▶ **PROBLEM STATEMENT**:
Return the data exactly, with all pictures removed.

▶ **ROWS**:

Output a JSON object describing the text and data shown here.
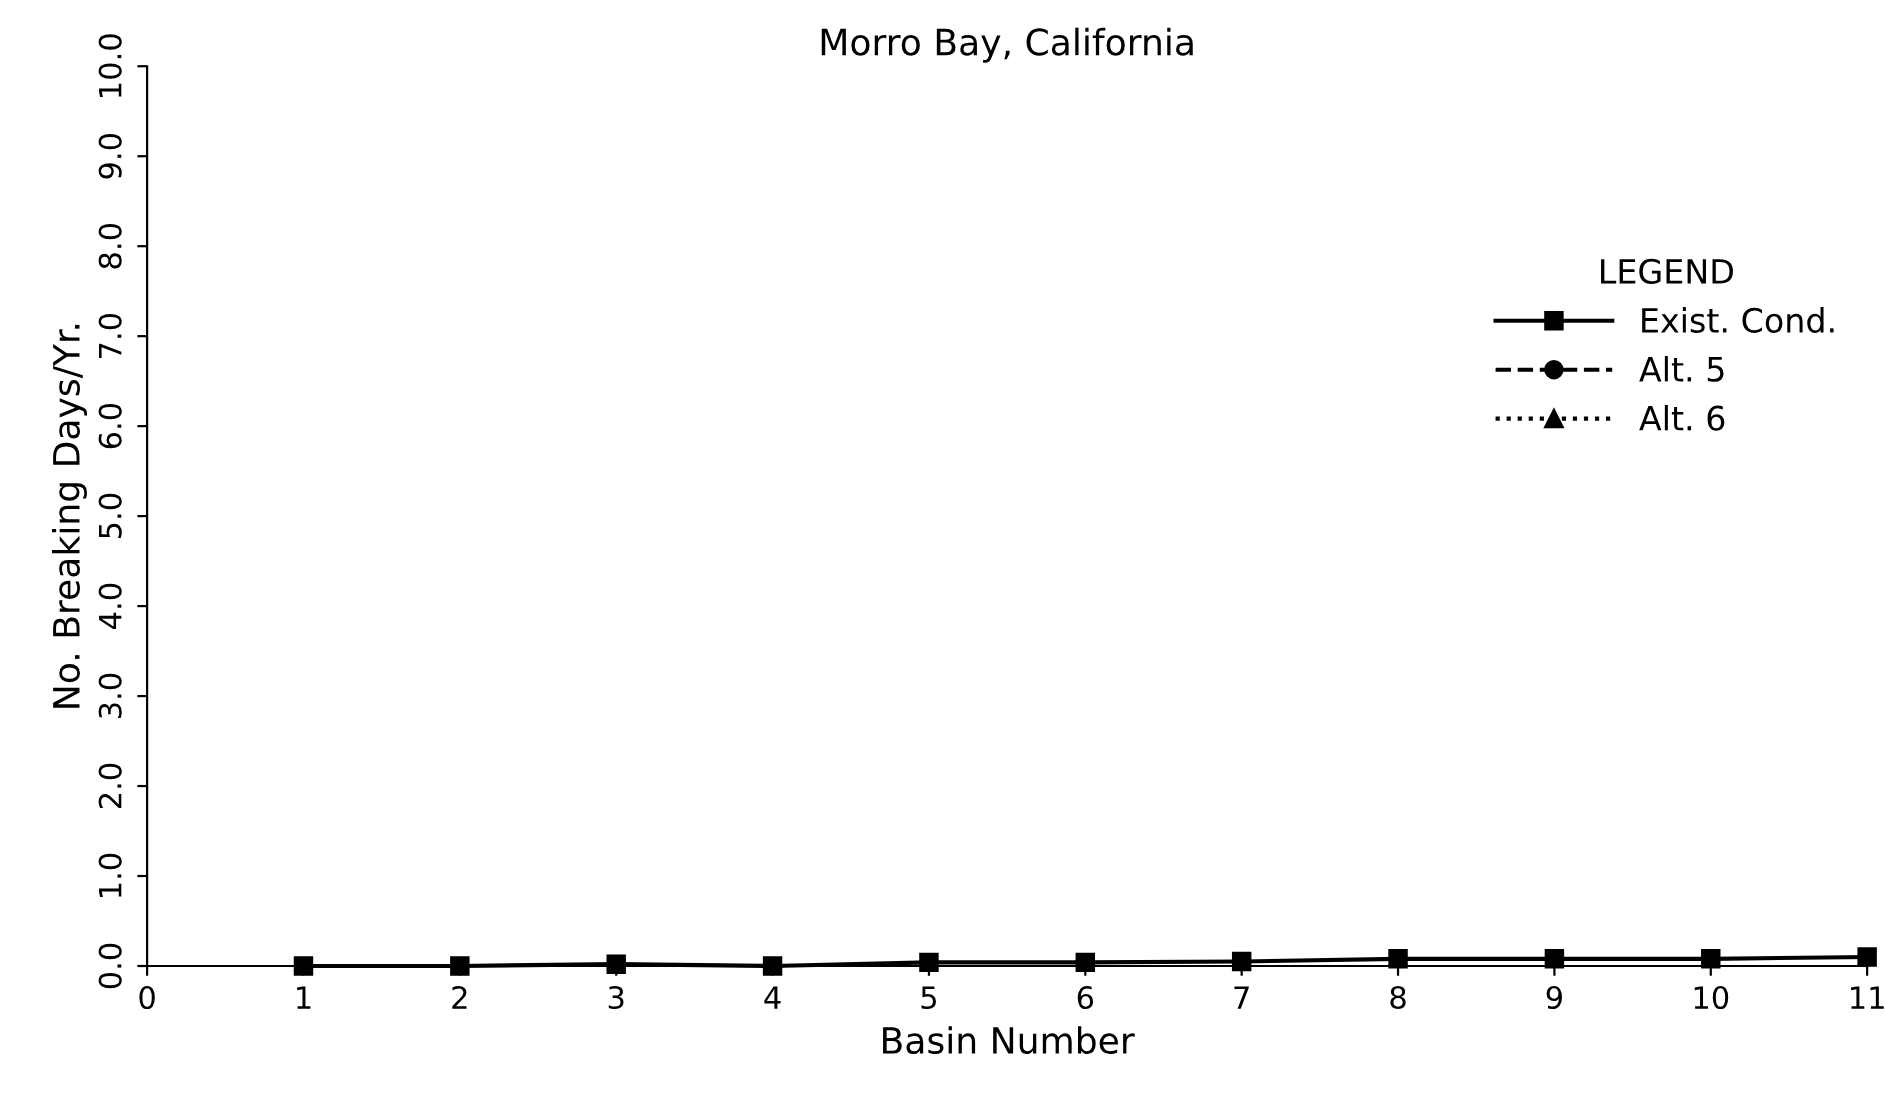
{
  "chart_data": {
    "type": "line",
    "title": "Morro Bay, California",
    "xlabel": "Basin Number",
    "ylabel": "No. Breaking Days/Yr.",
    "x": [
      1,
      2,
      3,
      4,
      5,
      6,
      7,
      8,
      9,
      10,
      11
    ],
    "series": [
      {
        "name": "Exist. Cond.",
        "color": "#000000",
        "marker": "square",
        "line_style": "solid",
        "values": [
          0.0,
          0.0,
          0.02,
          0.0,
          0.04,
          0.04,
          0.05,
          0.08,
          0.08,
          0.08,
          0.1
        ]
      },
      {
        "name": "Alt. 5",
        "color": "#000000",
        "marker": "circle",
        "line_style": "dashed",
        "values": [
          null,
          null,
          null,
          null,
          null,
          null,
          null,
          null,
          null,
          null,
          null
        ]
      },
      {
        "name": "Alt. 6",
        "color": "#000000",
        "marker": "triangle",
        "line_style": "dotted",
        "values": [
          null,
          null,
          null,
          null,
          null,
          null,
          null,
          null,
          null,
          null,
          null
        ]
      }
    ],
    "legend_title": "LEGEND",
    "legend": "top right",
    "grid": false,
    "xlim": [
      0,
      11
    ],
    "xticks": [
      0,
      1,
      2,
      3,
      4,
      5,
      6,
      7,
      8,
      9,
      10,
      11
    ],
    "ylim": [
      0,
      10
    ],
    "yticks": [
      {
        "value": 0,
        "label": "0.0"
      },
      {
        "value": 1,
        "label": "1.0"
      },
      {
        "value": 2,
        "label": "2.0"
      },
      {
        "value": 3,
        "label": "3.0"
      },
      {
        "value": 4,
        "label": "4.0"
      },
      {
        "value": 5,
        "label": "5.0"
      },
      {
        "value": 6,
        "label": "6.0"
      },
      {
        "value": 7,
        "label": "7.0"
      },
      {
        "value": 8,
        "label": "8.0"
      },
      {
        "value": 9,
        "label": "9.0"
      },
      {
        "value": 10,
        "label": "10.0"
      }
    ]
  }
}
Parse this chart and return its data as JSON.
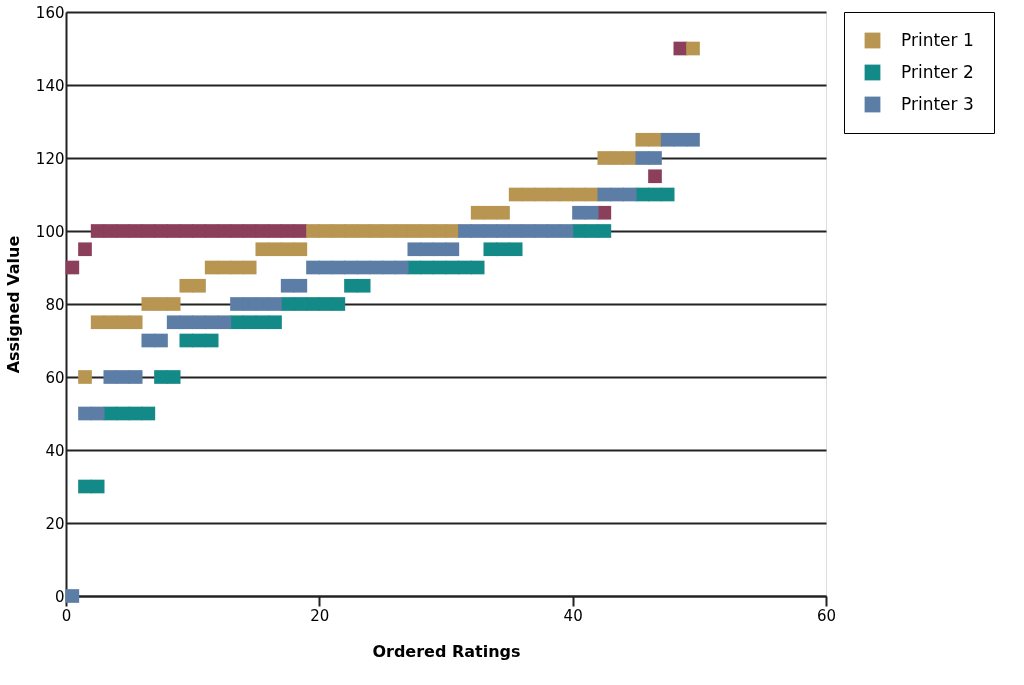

▶ **ANSWER FOR THE TASK**:
Output a JSON object describing the text and data shown here.
{
  "chart_data": {
    "type": "line",
    "title": "Morro Bay, California",
    "xlabel": "Basin Number",
    "ylabel": "No. Breaking Days/Yr.",
    "x": [
      1,
      2,
      3,
      4,
      5,
      6,
      7,
      8,
      9,
      10,
      11
    ],
    "series": [
      {
        "name": "Exist. Cond.",
        "color": "#000000",
        "marker": "square",
        "line_style": "solid",
        "values": [
          0.0,
          0.0,
          0.02,
          0.0,
          0.04,
          0.04,
          0.05,
          0.08,
          0.08,
          0.08,
          0.1
        ]
      },
      {
        "name": "Alt. 5",
        "color": "#000000",
        "marker": "circle",
        "line_style": "dashed",
        "values": [
          null,
          null,
          null,
          null,
          null,
          null,
          null,
          null,
          null,
          null,
          null
        ]
      },
      {
        "name": "Alt. 6",
        "color": "#000000",
        "marker": "triangle",
        "line_style": "dotted",
        "values": [
          null,
          null,
          null,
          null,
          null,
          null,
          null,
          null,
          null,
          null,
          null
        ]
      }
    ],
    "legend_title": "LEGEND",
    "legend": "top right",
    "grid": false,
    "xlim": [
      0,
      11
    ],
    "xticks": [
      0,
      1,
      2,
      3,
      4,
      5,
      6,
      7,
      8,
      9,
      10,
      11
    ],
    "ylim": [
      0,
      10
    ],
    "yticks": [
      {
        "value": 0,
        "label": "0.0"
      },
      {
        "value": 1,
        "label": "1.0"
      },
      {
        "value": 2,
        "label": "2.0"
      },
      {
        "value": 3,
        "label": "3.0"
      },
      {
        "value": 4,
        "label": "4.0"
      },
      {
        "value": 5,
        "label": "5.0"
      },
      {
        "value": 6,
        "label": "6.0"
      },
      {
        "value": 7,
        "label": "7.0"
      },
      {
        "value": 8,
        "label": "8.0"
      },
      {
        "value": 9,
        "label": "9.0"
      },
      {
        "value": 10,
        "label": "10.0"
      }
    ]
  }
}
Parse this chart and return its data as JSON.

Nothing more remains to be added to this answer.